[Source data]

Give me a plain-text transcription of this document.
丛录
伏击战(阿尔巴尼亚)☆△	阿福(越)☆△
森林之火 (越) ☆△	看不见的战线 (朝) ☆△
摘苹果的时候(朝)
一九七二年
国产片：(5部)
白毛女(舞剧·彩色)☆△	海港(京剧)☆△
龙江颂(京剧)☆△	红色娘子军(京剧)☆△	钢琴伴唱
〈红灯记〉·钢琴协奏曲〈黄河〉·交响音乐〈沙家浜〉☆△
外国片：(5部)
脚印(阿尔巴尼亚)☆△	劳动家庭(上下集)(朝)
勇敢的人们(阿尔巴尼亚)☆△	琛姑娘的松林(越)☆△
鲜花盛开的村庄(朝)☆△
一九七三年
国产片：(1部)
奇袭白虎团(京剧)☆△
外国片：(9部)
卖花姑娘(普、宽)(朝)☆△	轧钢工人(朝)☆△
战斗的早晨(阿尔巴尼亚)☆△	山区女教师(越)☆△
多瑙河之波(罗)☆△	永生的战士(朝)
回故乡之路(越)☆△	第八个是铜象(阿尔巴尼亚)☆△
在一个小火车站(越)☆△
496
---
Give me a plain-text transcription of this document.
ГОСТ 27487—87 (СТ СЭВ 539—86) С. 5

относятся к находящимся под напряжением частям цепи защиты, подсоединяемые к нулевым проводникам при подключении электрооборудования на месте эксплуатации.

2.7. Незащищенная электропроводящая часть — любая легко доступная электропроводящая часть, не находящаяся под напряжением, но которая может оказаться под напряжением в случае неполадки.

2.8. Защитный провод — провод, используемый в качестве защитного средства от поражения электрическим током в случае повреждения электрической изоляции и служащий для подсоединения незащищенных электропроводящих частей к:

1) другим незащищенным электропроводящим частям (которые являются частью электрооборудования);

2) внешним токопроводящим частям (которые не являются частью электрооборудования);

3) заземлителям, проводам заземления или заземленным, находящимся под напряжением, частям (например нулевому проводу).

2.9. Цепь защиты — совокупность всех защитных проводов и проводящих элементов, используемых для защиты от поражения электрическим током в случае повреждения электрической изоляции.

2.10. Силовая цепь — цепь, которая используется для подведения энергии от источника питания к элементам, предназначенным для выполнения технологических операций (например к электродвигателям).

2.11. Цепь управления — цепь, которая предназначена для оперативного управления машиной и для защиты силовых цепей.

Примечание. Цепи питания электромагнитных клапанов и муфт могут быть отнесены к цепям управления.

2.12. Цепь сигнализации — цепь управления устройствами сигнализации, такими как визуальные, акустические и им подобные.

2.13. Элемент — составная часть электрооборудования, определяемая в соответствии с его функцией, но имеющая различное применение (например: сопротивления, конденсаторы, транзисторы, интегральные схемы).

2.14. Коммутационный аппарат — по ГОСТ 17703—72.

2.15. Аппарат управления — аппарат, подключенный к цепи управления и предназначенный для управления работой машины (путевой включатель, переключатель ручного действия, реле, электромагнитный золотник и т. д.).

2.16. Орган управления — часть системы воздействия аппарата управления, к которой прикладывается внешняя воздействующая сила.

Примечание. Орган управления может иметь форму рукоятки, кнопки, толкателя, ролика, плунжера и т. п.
==
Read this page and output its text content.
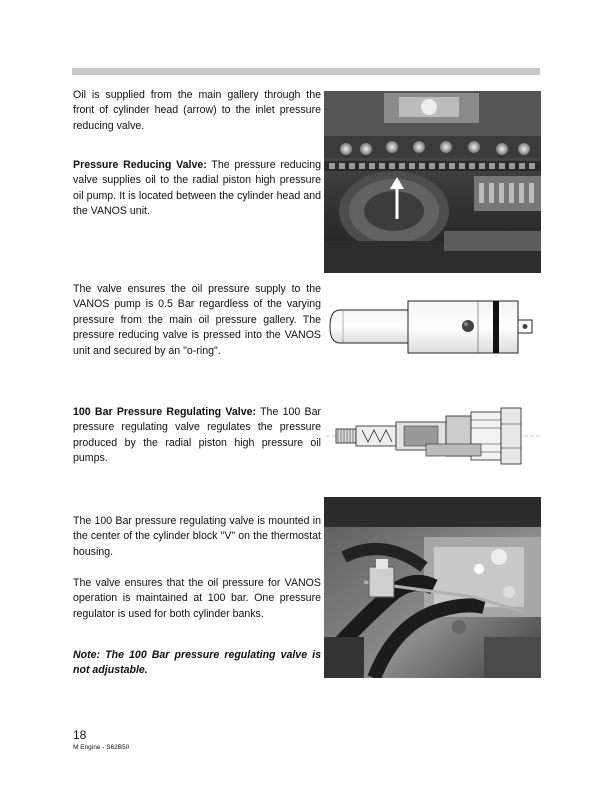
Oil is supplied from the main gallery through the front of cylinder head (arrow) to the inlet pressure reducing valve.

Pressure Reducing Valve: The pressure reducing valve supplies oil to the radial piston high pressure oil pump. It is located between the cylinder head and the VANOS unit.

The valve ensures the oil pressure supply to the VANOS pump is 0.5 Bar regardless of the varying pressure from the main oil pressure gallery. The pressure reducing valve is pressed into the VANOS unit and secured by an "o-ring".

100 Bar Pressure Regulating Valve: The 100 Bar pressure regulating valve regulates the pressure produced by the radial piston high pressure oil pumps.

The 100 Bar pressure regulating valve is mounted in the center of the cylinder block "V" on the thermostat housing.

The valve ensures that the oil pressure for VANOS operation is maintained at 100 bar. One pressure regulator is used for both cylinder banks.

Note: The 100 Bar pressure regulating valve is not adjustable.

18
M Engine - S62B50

— The request —
Return all lines containing "электрооборудования".

— Task result —
относятся к находящимся под напряжением частям цепи защиты, подсоединяемые к нулевым проводникам при подключении электрооборудования на месте эксплуатации.
1) другим незащищенным электропроводящим частям (которые являются частью электрооборудования);
2) внешним токопроводящим частям (которые не являются частью электрооборудования);
2.13. Элемент — составная часть электрооборудования, определяемая в соответствии с его функцией, но имеющая различное применение (например: сопротивления, конденсаторы, транзисторы, интегральные схемы).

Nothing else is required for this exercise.